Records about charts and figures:
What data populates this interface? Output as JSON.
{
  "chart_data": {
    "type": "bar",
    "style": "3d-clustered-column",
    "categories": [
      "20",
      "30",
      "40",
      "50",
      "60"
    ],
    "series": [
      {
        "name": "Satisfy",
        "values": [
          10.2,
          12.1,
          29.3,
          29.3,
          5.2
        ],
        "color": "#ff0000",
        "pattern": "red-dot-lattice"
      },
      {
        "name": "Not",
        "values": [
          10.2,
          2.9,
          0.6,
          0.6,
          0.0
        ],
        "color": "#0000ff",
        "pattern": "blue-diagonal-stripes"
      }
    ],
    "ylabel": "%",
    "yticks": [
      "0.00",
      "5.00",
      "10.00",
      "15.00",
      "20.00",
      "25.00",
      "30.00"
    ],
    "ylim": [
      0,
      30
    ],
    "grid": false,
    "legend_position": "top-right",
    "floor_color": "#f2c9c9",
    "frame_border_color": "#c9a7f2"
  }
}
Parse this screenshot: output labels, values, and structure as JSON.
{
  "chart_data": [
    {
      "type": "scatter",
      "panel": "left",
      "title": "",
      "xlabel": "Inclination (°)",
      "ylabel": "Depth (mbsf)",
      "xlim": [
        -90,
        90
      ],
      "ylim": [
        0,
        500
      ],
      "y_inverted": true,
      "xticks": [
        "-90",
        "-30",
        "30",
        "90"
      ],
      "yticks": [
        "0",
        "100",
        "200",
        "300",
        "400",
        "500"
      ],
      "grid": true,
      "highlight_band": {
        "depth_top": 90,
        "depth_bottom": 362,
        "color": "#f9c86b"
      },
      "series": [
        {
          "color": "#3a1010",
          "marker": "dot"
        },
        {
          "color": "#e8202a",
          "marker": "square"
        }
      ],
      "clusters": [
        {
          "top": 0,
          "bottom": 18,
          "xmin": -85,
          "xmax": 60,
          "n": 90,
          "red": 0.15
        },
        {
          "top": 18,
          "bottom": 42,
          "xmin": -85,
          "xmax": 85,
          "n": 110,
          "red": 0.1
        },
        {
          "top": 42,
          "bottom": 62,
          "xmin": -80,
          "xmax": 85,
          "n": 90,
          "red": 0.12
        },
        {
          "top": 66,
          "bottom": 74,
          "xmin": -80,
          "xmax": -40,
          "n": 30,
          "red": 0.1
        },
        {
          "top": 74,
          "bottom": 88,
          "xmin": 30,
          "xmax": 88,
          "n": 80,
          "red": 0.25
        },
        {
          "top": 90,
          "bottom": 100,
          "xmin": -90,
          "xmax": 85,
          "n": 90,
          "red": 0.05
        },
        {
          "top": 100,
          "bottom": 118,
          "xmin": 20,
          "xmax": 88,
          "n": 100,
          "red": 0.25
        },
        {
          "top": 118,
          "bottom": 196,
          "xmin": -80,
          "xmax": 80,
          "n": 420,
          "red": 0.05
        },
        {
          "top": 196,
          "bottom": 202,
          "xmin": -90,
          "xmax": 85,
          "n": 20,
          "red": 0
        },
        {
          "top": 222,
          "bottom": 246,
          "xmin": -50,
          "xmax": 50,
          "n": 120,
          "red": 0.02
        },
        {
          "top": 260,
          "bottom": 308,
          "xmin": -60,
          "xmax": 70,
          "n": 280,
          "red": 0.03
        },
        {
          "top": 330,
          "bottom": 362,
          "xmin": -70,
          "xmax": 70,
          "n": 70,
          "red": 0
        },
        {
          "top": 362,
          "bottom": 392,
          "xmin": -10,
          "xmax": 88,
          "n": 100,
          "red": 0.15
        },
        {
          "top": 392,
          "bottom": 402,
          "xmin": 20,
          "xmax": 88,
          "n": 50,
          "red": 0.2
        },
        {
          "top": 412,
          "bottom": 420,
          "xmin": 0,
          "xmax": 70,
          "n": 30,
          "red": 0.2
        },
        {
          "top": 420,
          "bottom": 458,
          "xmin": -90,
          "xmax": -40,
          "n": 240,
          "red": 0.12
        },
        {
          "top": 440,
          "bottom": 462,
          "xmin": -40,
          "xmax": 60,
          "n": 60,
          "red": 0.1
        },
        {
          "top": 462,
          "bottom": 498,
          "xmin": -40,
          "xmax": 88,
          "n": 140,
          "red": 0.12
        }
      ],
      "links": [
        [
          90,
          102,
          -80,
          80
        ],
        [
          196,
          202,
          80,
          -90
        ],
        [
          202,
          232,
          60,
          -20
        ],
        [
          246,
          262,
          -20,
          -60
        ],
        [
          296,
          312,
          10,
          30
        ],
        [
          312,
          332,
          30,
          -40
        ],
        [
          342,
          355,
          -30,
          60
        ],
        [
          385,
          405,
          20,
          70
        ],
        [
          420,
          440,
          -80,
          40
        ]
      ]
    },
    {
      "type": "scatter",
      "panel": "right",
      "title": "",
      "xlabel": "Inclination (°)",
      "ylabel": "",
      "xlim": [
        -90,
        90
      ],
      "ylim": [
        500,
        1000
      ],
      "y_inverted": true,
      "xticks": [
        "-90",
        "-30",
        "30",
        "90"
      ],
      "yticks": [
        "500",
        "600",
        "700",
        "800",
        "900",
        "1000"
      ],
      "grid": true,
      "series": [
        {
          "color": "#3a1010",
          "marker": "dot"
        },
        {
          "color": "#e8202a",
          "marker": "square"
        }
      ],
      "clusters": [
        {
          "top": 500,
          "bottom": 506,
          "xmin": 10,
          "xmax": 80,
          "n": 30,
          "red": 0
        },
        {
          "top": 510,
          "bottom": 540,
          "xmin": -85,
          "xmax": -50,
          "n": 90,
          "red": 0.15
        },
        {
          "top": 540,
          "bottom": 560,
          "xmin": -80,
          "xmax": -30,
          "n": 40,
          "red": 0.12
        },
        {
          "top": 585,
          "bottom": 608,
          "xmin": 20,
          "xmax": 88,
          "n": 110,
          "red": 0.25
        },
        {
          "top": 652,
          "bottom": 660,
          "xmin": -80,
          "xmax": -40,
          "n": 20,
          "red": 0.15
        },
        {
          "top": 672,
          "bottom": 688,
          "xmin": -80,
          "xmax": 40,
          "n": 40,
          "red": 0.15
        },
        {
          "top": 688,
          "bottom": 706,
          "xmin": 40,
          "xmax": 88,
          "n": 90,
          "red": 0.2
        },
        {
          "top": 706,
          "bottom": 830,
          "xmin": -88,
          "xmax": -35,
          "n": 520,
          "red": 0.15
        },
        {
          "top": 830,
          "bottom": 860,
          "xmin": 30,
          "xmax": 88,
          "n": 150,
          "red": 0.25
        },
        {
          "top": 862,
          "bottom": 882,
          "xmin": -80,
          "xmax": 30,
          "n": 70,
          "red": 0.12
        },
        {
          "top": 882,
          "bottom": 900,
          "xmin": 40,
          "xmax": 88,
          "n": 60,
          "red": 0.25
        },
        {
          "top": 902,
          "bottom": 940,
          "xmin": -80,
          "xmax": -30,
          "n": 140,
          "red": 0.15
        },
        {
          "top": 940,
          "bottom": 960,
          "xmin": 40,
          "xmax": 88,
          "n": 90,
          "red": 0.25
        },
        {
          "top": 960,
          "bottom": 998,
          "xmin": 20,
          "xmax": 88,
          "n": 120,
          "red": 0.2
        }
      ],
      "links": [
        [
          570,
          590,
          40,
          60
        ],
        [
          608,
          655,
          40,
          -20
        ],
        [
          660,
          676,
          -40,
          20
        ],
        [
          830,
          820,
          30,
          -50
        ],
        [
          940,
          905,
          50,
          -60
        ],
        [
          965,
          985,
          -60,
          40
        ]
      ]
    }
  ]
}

_Problem to solve:_
Tell how many lines in the material contain the word "right". Only the number is wanted.

_Task output:_
2